Source data:
□ □ □ □ □ □ □

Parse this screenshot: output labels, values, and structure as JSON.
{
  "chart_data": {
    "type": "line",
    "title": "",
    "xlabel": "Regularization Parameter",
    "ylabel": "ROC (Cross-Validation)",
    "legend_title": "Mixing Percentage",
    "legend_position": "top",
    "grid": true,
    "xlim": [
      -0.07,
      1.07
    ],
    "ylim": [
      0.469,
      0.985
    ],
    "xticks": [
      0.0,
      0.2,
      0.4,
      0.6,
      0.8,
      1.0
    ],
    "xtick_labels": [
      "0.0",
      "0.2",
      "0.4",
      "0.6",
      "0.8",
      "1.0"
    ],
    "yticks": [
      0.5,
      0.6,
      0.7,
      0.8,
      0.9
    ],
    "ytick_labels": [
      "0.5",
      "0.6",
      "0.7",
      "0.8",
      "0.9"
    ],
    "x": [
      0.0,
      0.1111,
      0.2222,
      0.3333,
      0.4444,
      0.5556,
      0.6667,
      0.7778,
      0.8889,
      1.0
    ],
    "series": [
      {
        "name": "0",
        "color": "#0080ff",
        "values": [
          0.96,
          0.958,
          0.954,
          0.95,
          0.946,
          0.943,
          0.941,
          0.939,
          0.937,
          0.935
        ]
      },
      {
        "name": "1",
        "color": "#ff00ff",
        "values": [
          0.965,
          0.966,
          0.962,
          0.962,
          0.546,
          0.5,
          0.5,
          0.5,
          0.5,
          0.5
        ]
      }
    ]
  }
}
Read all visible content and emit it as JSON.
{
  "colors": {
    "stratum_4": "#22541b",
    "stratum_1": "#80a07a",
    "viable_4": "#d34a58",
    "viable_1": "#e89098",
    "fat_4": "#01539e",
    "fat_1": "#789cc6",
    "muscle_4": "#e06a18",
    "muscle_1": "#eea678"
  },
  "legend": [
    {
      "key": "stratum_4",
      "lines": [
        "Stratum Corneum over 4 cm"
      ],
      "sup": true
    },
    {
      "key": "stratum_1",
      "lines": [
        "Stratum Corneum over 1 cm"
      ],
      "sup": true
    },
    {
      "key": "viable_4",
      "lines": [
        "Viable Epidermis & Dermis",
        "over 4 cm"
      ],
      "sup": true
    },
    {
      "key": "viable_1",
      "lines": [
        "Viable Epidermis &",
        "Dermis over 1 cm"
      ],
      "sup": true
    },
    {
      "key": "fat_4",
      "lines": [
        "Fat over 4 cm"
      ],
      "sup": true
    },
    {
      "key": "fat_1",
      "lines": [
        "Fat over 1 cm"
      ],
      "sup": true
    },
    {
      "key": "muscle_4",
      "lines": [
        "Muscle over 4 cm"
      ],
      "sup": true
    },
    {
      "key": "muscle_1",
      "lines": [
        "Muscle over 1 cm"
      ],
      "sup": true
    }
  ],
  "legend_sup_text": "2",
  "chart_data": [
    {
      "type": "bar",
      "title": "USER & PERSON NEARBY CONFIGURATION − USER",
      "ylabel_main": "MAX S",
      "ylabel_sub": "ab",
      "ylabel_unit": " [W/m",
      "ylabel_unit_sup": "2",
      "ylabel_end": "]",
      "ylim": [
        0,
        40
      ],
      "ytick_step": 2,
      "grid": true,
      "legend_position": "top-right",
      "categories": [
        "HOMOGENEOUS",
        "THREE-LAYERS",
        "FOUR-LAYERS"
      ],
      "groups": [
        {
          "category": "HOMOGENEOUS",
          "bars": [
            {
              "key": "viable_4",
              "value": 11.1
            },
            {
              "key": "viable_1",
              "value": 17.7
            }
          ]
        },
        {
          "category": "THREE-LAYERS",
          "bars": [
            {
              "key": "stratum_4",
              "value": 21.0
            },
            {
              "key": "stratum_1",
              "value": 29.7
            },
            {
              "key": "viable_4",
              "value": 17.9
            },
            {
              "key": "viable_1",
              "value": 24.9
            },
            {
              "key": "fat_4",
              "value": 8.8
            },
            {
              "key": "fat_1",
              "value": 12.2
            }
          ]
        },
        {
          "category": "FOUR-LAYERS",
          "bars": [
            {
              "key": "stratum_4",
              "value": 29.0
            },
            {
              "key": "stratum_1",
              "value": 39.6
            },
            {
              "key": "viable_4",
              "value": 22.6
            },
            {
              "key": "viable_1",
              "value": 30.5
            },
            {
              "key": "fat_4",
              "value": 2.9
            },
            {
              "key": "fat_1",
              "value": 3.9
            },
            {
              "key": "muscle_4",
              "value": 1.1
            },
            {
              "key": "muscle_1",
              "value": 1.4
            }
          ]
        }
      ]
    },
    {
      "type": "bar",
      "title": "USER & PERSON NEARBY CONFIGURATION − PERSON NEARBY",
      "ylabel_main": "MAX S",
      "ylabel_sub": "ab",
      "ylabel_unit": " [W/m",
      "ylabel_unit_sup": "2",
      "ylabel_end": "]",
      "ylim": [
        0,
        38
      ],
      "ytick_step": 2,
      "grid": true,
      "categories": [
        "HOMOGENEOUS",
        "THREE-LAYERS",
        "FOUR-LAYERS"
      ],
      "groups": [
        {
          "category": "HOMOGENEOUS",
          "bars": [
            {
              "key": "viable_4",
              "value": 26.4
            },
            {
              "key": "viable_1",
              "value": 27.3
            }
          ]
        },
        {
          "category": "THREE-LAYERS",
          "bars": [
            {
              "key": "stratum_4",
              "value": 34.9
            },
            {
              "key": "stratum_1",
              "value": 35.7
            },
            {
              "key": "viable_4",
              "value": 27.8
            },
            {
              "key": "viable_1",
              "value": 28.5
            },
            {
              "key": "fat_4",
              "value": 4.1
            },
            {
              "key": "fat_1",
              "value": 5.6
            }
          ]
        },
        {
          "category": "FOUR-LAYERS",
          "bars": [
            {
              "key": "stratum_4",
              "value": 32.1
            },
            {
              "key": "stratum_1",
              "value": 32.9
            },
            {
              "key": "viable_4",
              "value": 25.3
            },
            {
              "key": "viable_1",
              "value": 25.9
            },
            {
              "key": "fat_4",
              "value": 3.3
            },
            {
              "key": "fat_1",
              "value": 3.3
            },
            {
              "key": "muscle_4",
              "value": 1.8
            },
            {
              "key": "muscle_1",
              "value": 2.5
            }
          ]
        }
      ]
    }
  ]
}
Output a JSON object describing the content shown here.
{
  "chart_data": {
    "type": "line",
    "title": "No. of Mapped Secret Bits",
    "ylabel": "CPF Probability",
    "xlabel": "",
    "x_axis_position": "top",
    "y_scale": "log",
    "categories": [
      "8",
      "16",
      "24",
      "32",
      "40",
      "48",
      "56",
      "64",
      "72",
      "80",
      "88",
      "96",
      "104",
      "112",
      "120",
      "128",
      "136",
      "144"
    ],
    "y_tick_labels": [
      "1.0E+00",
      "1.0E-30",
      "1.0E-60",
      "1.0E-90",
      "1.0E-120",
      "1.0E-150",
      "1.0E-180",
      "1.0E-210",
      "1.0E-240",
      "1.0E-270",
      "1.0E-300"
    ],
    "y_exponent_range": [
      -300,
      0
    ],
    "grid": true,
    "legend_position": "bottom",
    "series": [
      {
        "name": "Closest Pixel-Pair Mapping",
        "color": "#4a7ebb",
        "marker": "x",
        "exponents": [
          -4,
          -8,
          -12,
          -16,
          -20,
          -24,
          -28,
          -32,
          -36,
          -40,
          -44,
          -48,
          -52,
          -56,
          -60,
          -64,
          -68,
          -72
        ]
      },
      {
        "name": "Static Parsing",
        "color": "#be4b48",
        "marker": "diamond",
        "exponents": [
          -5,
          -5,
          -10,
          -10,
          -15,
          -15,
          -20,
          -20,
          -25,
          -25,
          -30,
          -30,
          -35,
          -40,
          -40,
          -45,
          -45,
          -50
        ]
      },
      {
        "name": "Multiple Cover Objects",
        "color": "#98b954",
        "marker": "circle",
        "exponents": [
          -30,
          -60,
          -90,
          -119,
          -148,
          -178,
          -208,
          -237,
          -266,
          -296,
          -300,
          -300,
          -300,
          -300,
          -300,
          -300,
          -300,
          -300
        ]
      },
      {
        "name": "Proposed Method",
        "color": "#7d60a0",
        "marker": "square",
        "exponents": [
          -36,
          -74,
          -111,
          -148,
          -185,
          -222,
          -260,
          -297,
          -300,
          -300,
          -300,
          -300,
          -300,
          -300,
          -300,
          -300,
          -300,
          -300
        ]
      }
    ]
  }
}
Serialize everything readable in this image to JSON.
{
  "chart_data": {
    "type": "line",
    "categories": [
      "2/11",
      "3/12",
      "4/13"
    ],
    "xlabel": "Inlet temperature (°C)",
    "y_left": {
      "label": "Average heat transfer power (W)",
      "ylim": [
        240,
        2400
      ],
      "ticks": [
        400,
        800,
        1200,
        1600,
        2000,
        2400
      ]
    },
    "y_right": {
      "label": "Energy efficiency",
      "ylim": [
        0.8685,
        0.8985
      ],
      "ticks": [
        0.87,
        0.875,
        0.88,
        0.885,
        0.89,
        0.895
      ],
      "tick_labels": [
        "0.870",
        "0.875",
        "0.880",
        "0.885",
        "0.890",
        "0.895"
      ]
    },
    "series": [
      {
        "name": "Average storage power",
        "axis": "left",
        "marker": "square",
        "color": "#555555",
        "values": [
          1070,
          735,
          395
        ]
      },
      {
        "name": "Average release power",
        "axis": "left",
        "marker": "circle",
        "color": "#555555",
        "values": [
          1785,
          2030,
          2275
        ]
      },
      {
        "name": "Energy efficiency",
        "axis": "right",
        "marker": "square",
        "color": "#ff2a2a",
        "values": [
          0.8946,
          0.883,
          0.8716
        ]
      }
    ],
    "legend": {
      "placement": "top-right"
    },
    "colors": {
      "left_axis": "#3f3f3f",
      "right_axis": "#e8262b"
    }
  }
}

□ □ □ □ □ □ □

Written exercise:
Return every line above that contains the word "Epidermis".

Solved problem:
        "Viable Epidermis & Dermis",
        "Viable Epidermis &",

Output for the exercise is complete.